Document section:
Hawking's take on God, how most people think of God, is old time theism that has been long dismissed by many Christians and, probably, all progressive Christians. He states: "they mean a human-like being, with whom one can have a personal relationship." While that was the notion many grew up with, as did others for centuries, many, today, have moved from such a theistic to a more panentheistic understanding of God. David Bentley Hart in his book 'God', writes, "...(God) is not a 'being,' at least not in the way that a tree or a shoemaker is a being...Rather, all things that exist receive their being continuously from him...(God) is beyond being...(God) is being itself." Of Hawking, Hart writes, "it never crosses his mind that the question of creation might concern the very possibility of existence as such, not only of this universe but of all the laws and the physical conditions that produced it or that the concept of God might concern a reality not temporally prior to this or that world (universe), but logically and necessarily prior to all worlds, all laws, all events..." Prior, therefore, to the 3 necessary ingredients to 'cook up a universe.'
 
Hawking writes that there is "no possibility of a creator, because there is no time for a creator to have existed in" but even a modern day, progressive Christian or a Christian mystic, like Eckhart, does not think in terms of God 'needing time to exist.' Regardless, whether the universe had a beginning (Big Bang) or is eternal, without a beginning. God is the logical and ontological necessity that anything is at all.

Information shown:
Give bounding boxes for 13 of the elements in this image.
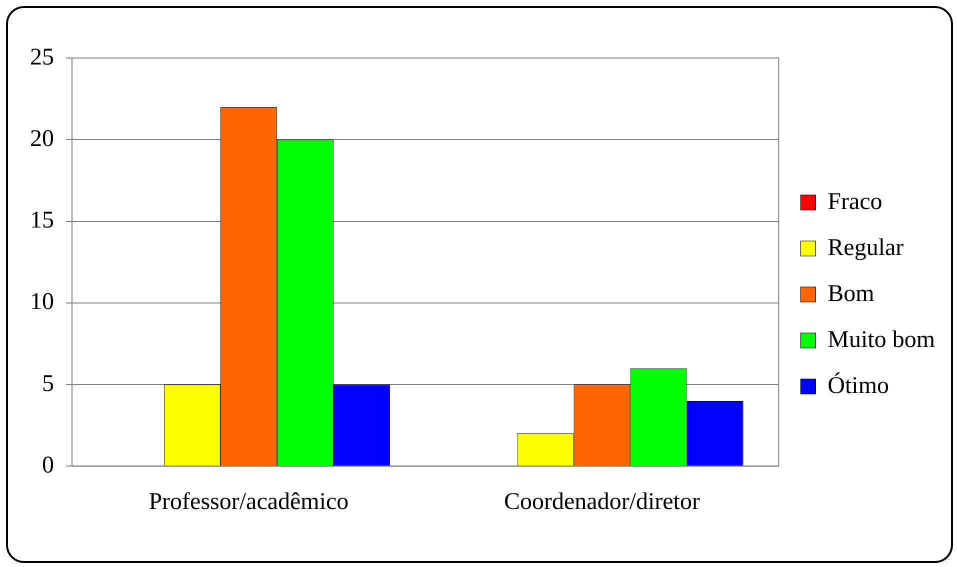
x-tick-label: Coordenador/diretor [504, 488, 700, 515]
legend-label: Fraco [828, 188, 882, 215]
x-tick-label: Professor/acadêmico [148, 488, 349, 515]
y-tick-label: 5 [42, 370, 54, 397]
legend-label: Bom [828, 280, 875, 307]
y-tick-label: 15 [30, 208, 54, 234]
legend-label: Regular [828, 234, 904, 261]
y-tick-label: 10 [30, 289, 54, 316]
y-tick-label: 0 [42, 452, 54, 478]
legend-label: Muito bom [828, 326, 936, 353]
y-tick-label: 20 [30, 126, 54, 152]
y-tick-label: 25 [30, 44, 54, 70]
legend-label: Ótimo [828, 372, 889, 399]
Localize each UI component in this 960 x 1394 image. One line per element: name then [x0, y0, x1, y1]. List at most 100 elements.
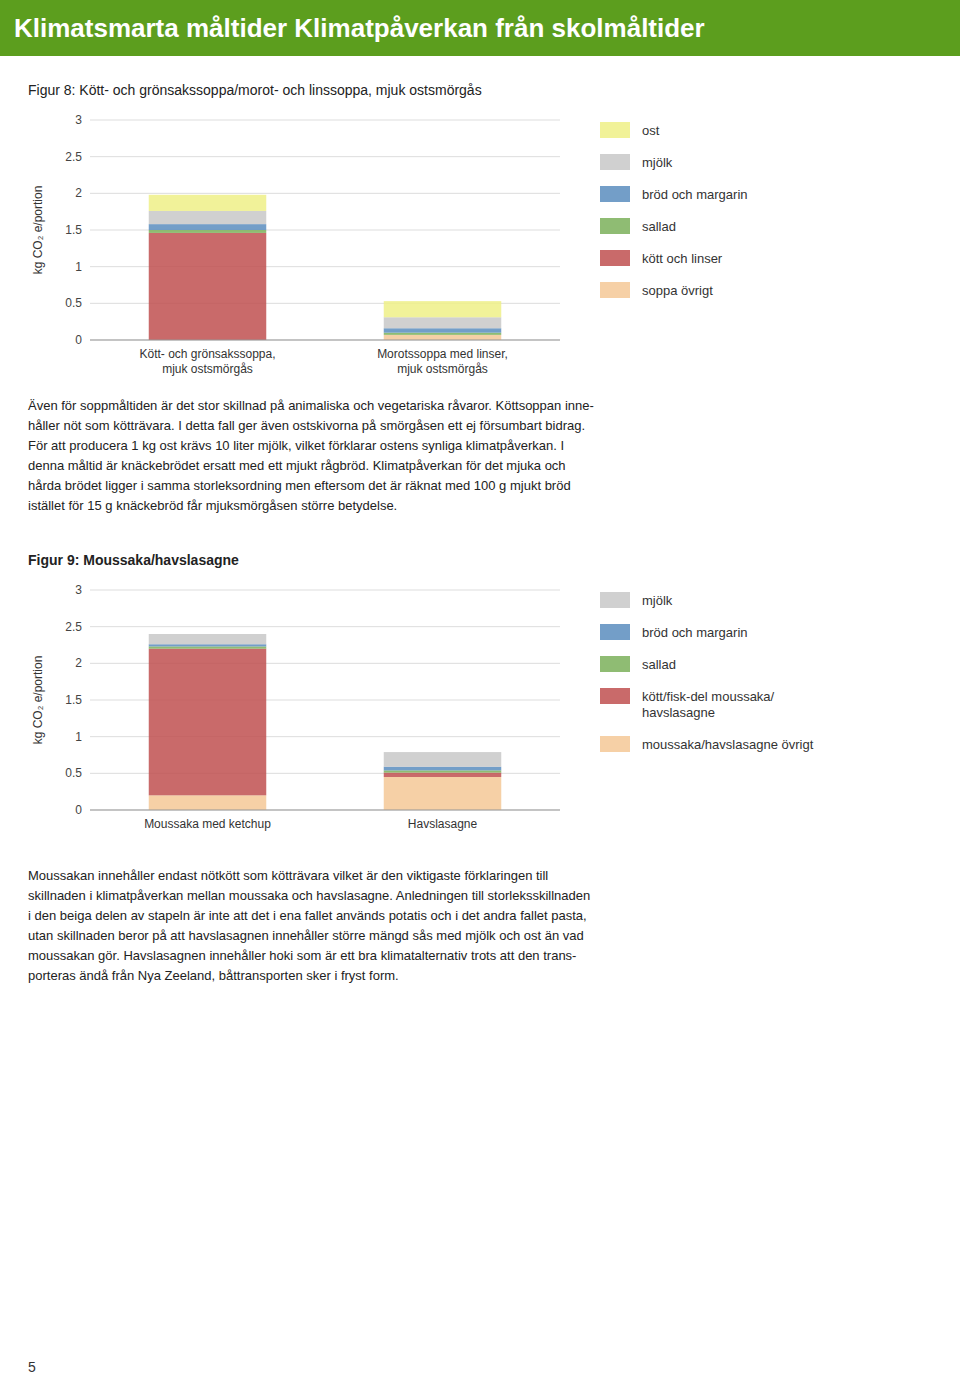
- bar-segment: [149, 233, 267, 340]
- bar-segment: [384, 777, 502, 810]
- x-tick-label: Morotssoppa med linser,mjuk ostsmörgås: [377, 347, 508, 376]
- text-line: Morotssoppa med linser,: [377, 347, 508, 361]
- legend-label: sallad: [642, 657, 676, 672]
- y-axis-label: kg CO₂ e/portion: [31, 186, 45, 275]
- text-line: mjölk: [642, 155, 673, 170]
- chart-title: Figur 9: Moussaka/havslasagne: [28, 552, 239, 568]
- text-line: kött/fisk-del moussaka/: [642, 689, 775, 704]
- y-tick-label: 0.5: [65, 296, 82, 310]
- legend-label: ost: [642, 123, 660, 138]
- text-line: Kött- och grönsakssoppa,: [139, 347, 275, 361]
- legend-swatch: [600, 250, 630, 266]
- bar-segment: [384, 317, 502, 328]
- text-line: kött och linser: [642, 251, 723, 266]
- y-axis-label: kg CO₂ e/portion: [31, 656, 45, 745]
- text-line: moussaka/havslasagne övrigt: [642, 737, 814, 752]
- legend-label: kött och linser: [642, 251, 723, 266]
- x-axis-line: [90, 810, 560, 811]
- body-text: utan skillnaden beror på att havslasagne…: [28, 928, 584, 943]
- body-text: i den beiga delen av stapeln är inte att…: [28, 908, 587, 923]
- background: [0, 0, 960, 1394]
- grid-line: [90, 626, 560, 627]
- legend-swatch: [600, 688, 630, 704]
- bars: [149, 634, 502, 810]
- text-line: sallad: [642, 657, 676, 672]
- bar-segment: [149, 646, 267, 648]
- grid-line: [90, 810, 560, 811]
- text-line: bröd och margarin: [642, 625, 748, 640]
- text-line: bröd och margarin: [642, 187, 748, 202]
- bar-segment: [149, 224, 267, 230]
- y-tick-label: 1.5: [65, 693, 82, 707]
- bar-segment: [384, 335, 502, 340]
- y-tick-label: 1.5: [65, 223, 82, 237]
- legend-swatch: [600, 186, 630, 202]
- grid-line: [90, 120, 560, 121]
- x-tick-label: Havslasagne: [408, 817, 478, 831]
- chart-title: Figur 8: Kött- och grönsakssoppa/morot- …: [28, 82, 482, 98]
- grid-line: [90, 340, 560, 341]
- legend-swatch: [600, 624, 630, 640]
- bar-segment: [149, 195, 267, 211]
- legend-swatch: [600, 218, 630, 234]
- bars: [149, 195, 502, 340]
- bar-segment: [384, 301, 502, 317]
- bar-segment: [149, 644, 267, 646]
- chart: Figur 9: Moussaka/havslasagne00.511.522.…: [28, 552, 814, 983]
- page-title: Klimatsmarta måltider Klimatpåverkan frå…: [14, 13, 705, 43]
- page: Klimatsmarta måltider Klimatpåverkan frå…: [0, 0, 960, 1394]
- bar-segment: [384, 752, 502, 767]
- page-number: 5: [28, 1359, 36, 1375]
- text-line: Havslasagne: [408, 817, 478, 831]
- y-tick-label: 2: [75, 656, 82, 670]
- body-text: moussakan gör. Havslasagnen innehåller h…: [28, 948, 576, 963]
- text-line: mjuk ostsmörgås: [162, 362, 253, 376]
- y-tick-label: 2.5: [65, 150, 82, 164]
- grid-line: [90, 193, 560, 194]
- body-text: Även för soppmåltiden är det stor skilln…: [28, 398, 594, 413]
- body-text: hårda brödet ligger i samma storleksordn…: [28, 478, 571, 493]
- text-line: ost: [642, 123, 660, 138]
- bar-segment: [384, 767, 502, 771]
- y-tick-label: 2: [75, 186, 82, 200]
- body-text: skillnaden i klimatpåverkan mellan mouss…: [28, 888, 590, 903]
- bar-segment: [149, 211, 267, 224]
- y-tick-label: 2.5: [65, 620, 82, 634]
- bar-segment: [384, 328, 502, 332]
- legend-label: soppa övrigt: [642, 283, 713, 298]
- legend-swatch: [600, 282, 630, 298]
- text-line: havslasagne: [642, 705, 715, 720]
- legend-swatch: [600, 592, 630, 608]
- bar-segment: [149, 230, 267, 233]
- bar-segment: [149, 795, 267, 810]
- header-bar: [0, 0, 960, 56]
- y-tick-label: 0: [75, 333, 82, 347]
- bar-segment: [384, 773, 502, 777]
- legend-swatch: [600, 154, 630, 170]
- legend-swatch: [600, 122, 630, 138]
- text-line: soppa övrigt: [642, 283, 713, 298]
- legend-label: mjölk: [642, 155, 673, 170]
- body-text: håller nöt som kötträvara. I detta fall …: [28, 418, 585, 433]
- grid-line: [90, 590, 560, 591]
- body-text: denna måltid är knäckebrödet ersatt med …: [28, 458, 566, 473]
- text-line: sallad: [642, 219, 676, 234]
- grid-line: [90, 156, 560, 157]
- bar-segment: [149, 649, 267, 796]
- legend-swatch: [600, 656, 630, 672]
- bar-segment: [149, 634, 267, 644]
- y-tick-label: 0.5: [65, 766, 82, 780]
- body-text: Moussakan innehåller endast nötkött som …: [28, 868, 548, 883]
- y-tick-label: 1: [75, 730, 82, 744]
- y-tick-label: 3: [75, 113, 82, 127]
- bar-segment: [384, 770, 502, 772]
- legend-label: mjölk: [642, 593, 673, 608]
- body-text: porteras ändå från Nya Zeeland, båttrans…: [28, 968, 399, 983]
- x-tick-label: Kött- och grönsakssoppa,mjuk ostsmörgås: [139, 347, 275, 376]
- y-tick-label: 1: [75, 260, 82, 274]
- bar-segment: [384, 333, 502, 335]
- legend-label: bröd och margarin: [642, 625, 748, 640]
- body-text: istället för 15 g knäckebröd får mjuksmö…: [28, 498, 397, 513]
- legend-label: kött/fisk-del moussaka/havslasagne: [642, 689, 775, 720]
- legend-label: moussaka/havslasagne övrigt: [642, 737, 814, 752]
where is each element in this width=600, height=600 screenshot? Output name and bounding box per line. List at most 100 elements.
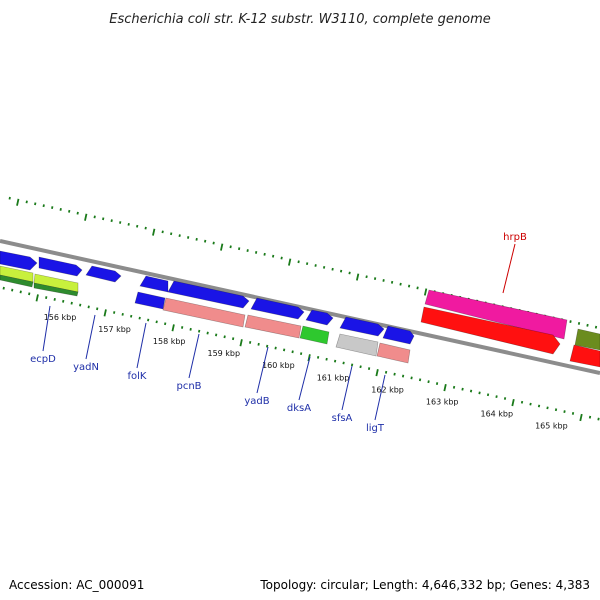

Required work:
1: In the passage on Hawking's view of God, reproduce word for word the part that opens with the words containing "Hawking writes that" and closes with "anything is at all.".
2: According to the passage on Hawking's view of God, what does Hawking say most people mean by God?

Exercise solutions:
1:
Hawking writes that there is "no possibility of a creator, because there is no time for a creator to have existed in" but even a modern day, progressive Christian or a Christian mystic, like Eckhart, does not think in terms of God 'needing time to exist.' Regardless, whether the universe had a beginning (Big Bang) or is eternal, without a beginning. God is the logical and ontological necessity that anything is at all.

2: A human-like being, with whom one can have a personal relationship.